• _YOUR TASK_: Every record below should be printed exactly as it appears.

• _STORED DATA_:
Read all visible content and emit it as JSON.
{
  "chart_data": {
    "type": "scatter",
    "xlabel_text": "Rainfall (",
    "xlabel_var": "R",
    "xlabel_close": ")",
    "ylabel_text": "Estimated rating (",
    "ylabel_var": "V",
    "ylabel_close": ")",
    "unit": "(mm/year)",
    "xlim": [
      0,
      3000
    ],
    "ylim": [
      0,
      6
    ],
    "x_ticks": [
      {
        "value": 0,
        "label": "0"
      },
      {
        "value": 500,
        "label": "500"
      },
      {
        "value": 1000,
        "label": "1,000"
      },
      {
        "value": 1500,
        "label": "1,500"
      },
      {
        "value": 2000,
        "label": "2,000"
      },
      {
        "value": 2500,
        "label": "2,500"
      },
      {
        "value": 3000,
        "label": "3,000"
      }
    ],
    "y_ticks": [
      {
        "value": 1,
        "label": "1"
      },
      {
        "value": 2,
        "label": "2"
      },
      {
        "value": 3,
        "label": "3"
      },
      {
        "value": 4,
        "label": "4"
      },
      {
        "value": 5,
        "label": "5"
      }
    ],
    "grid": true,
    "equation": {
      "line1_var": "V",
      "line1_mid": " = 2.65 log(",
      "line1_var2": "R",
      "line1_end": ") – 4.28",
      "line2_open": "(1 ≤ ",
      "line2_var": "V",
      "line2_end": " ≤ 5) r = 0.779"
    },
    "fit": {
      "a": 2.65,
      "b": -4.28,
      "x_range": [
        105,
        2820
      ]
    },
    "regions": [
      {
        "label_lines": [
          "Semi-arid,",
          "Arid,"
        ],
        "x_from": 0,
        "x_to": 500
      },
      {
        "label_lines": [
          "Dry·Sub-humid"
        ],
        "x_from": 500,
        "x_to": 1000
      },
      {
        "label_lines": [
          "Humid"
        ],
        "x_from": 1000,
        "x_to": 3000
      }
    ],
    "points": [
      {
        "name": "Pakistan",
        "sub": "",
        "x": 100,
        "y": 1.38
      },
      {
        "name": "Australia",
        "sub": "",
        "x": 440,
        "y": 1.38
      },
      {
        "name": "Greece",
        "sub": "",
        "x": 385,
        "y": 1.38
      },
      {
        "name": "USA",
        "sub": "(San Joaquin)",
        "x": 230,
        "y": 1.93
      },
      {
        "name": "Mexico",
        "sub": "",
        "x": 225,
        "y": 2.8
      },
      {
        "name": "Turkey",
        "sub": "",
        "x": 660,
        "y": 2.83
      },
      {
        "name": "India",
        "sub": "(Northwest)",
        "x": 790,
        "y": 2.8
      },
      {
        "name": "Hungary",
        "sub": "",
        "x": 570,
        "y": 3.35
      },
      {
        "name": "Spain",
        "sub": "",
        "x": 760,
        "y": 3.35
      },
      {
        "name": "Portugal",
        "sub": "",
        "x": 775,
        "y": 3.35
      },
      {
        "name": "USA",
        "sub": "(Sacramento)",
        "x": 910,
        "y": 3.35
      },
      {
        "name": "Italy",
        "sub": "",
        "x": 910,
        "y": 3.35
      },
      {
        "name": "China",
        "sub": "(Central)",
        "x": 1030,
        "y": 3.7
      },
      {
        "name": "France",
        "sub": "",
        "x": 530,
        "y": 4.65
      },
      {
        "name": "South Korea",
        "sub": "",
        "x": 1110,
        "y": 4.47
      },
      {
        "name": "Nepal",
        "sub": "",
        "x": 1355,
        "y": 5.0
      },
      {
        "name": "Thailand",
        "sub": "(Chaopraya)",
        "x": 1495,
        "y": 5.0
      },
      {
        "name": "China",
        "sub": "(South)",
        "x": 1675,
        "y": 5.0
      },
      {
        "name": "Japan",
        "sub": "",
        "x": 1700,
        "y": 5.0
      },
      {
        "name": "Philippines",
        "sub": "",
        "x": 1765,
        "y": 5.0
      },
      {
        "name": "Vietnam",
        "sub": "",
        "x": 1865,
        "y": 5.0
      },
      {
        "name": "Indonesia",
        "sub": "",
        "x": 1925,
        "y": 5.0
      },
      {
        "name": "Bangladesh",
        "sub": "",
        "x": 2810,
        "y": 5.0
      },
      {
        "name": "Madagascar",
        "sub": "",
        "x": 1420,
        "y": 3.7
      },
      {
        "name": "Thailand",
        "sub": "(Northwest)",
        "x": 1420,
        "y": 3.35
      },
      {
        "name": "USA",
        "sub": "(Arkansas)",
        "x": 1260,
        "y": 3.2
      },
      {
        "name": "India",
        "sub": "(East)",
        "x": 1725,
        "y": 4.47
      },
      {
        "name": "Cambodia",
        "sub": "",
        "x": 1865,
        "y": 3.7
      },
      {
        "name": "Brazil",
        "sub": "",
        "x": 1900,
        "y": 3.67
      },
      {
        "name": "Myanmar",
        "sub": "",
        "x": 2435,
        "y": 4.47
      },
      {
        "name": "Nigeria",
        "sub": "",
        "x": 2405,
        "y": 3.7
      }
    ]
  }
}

• _REPLY TO THE EXERCISE_:
Read all visible content and emit it as JSON.
{
  "chart_data": {
    "type": "scatter",
    "xlabel_text": "Rainfall (",
    "xlabel_var": "R",
    "xlabel_close": ")",
    "ylabel_text": "Estimated rating (",
    "ylabel_var": "V",
    "ylabel_close": ")",
    "unit": "(mm/year)",
    "xlim": [
      0,
      3000
    ],
    "ylim": [
      0,
      6
    ],
    "x_ticks": [
      {
        "value": 0,
        "label": "0"
      },
      {
        "value": 500,
        "label": "500"
      },
      {
        "value": 1000,
        "label": "1,000"
      },
      {
        "value": 1500,
        "label": "1,500"
      },
      {
        "value": 2000,
        "label": "2,000"
      },
      {
        "value": 2500,
        "label": "2,500"
      },
      {
        "value": 3000,
        "label": "3,000"
      }
    ],
    "y_ticks": [
      {
        "value": 1,
        "label": "1"
      },
      {
        "value": 2,
        "label": "2"
      },
      {
        "value": 3,
        "label": "3"
      },
      {
        "value": 4,
        "label": "4"
      },
      {
        "value": 5,
        "label": "5"
      }
    ],
    "grid": true,
    "equation": {
      "line1_var": "V",
      "line1_mid": " = 2.65 log(",
      "line1_var2": "R",
      "line1_end": ") – 4.28",
      "line2_open": "(1 ≤ ",
      "line2_var": "V",
      "line2_end": " ≤ 5) r = 0.779"
    },
    "fit": {
      "a": 2.65,
      "b": -4.28,
      "x_range": [
        105,
        2820
      ]
    },
    "regions": [
      {
        "label_lines": [
          "Semi-arid,",
          "Arid,"
        ],
        "x_from": 0,
        "x_to": 500
      },
      {
        "label_lines": [
          "Dry·Sub-humid"
        ],
        "x_from": 500,
        "x_to": 1000
      },
      {
        "label_lines": [
          "Humid"
        ],
        "x_from": 1000,
        "x_to": 3000
      }
    ],
    "points": [
      {
        "name": "Pakistan",
        "sub": "",
        "x": 100,
        "y": 1.38
      },
      {
        "name": "Australia",
        "sub": "",
        "x": 440,
        "y": 1.38
      },
      {
        "name": "Greece",
        "sub": "",
        "x": 385,
        "y": 1.38
      },
      {
        "name": "USA",
        "sub": "(San Joaquin)",
        "x": 230,
        "y": 1.93
      },
      {
        "name": "Mexico",
        "sub": "",
        "x": 225,
        "y": 2.8
      },
      {
        "name": "Turkey",
        "sub": "",
        "x": 660,
        "y": 2.83
      },
      {
        "name": "India",
        "sub": "(Northwest)",
        "x": 790,
        "y": 2.8
      },
      {
        "name": "Hungary",
        "sub": "",
        "x": 570,
        "y": 3.35
      },
      {
        "name": "Spain",
        "sub": "",
        "x": 760,
        "y": 3.35
      },
      {
        "name": "Portugal",
        "sub": "",
        "x": 775,
        "y": 3.35
      },
      {
        "name": "USA",
        "sub": "(Sacramento)",
        "x": 910,
        "y": 3.35
      },
      {
        "name": "Italy",
        "sub": "",
        "x": 910,
        "y": 3.35
      },
      {
        "name": "China",
        "sub": "(Central)",
        "x": 1030,
        "y": 3.7
      },
      {
        "name": "France",
        "sub": "",
        "x": 530,
        "y": 4.65
      },
      {
        "name": "South Korea",
        "sub": "",
        "x": 1110,
        "y": 4.47
      },
      {
        "name": "Nepal",
        "sub": "",
        "x": 1355,
        "y": 5.0
      },
      {
        "name": "Thailand",
        "sub": "(Chaopraya)",
        "x": 1495,
        "y": 5.0
      },
      {
        "name": "China",
        "sub": "(South)",
        "x": 1675,
        "y": 5.0
      },
      {
        "name": "Japan",
        "sub": "",
        "x": 1700,
        "y": 5.0
      },
      {
        "name": "Philippines",
        "sub": "",
        "x": 1765,
        "y": 5.0
      },
      {
        "name": "Vietnam",
        "sub": "",
        "x": 1865,
        "y": 5.0
      },
      {
        "name": "Indonesia",
        "sub": "",
        "x": 1925,
        "y": 5.0
      },
      {
        "name": "Bangladesh",
        "sub": "",
        "x": 2810,
        "y": 5.0
      },
      {
        "name": "Madagascar",
        "sub": "",
        "x": 1420,
        "y": 3.7
      },
      {
        "name": "Thailand",
        "sub": "(Northwest)",
        "x": 1420,
        "y": 3.35
      },
      {
        "name": "USA",
        "sub": "(Arkansas)",
        "x": 1260,
        "y": 3.2
      },
      {
        "name": "India",
        "sub": "(East)",
        "x": 1725,
        "y": 4.47
      },
      {
        "name": "Cambodia",
        "sub": "",
        "x": 1865,
        "y": 3.7
      },
      {
        "name": "Brazil",
        "sub": "",
        "x": 1900,
        "y": 3.67
      },
      {
        "name": "Myanmar",
        "sub": "",
        "x": 2435,
        "y": 4.47
      },
      {
        "name": "Nigeria",
        "sub": "",
        "x": 2405,
        "y": 3.7
      }
    ]
  }
}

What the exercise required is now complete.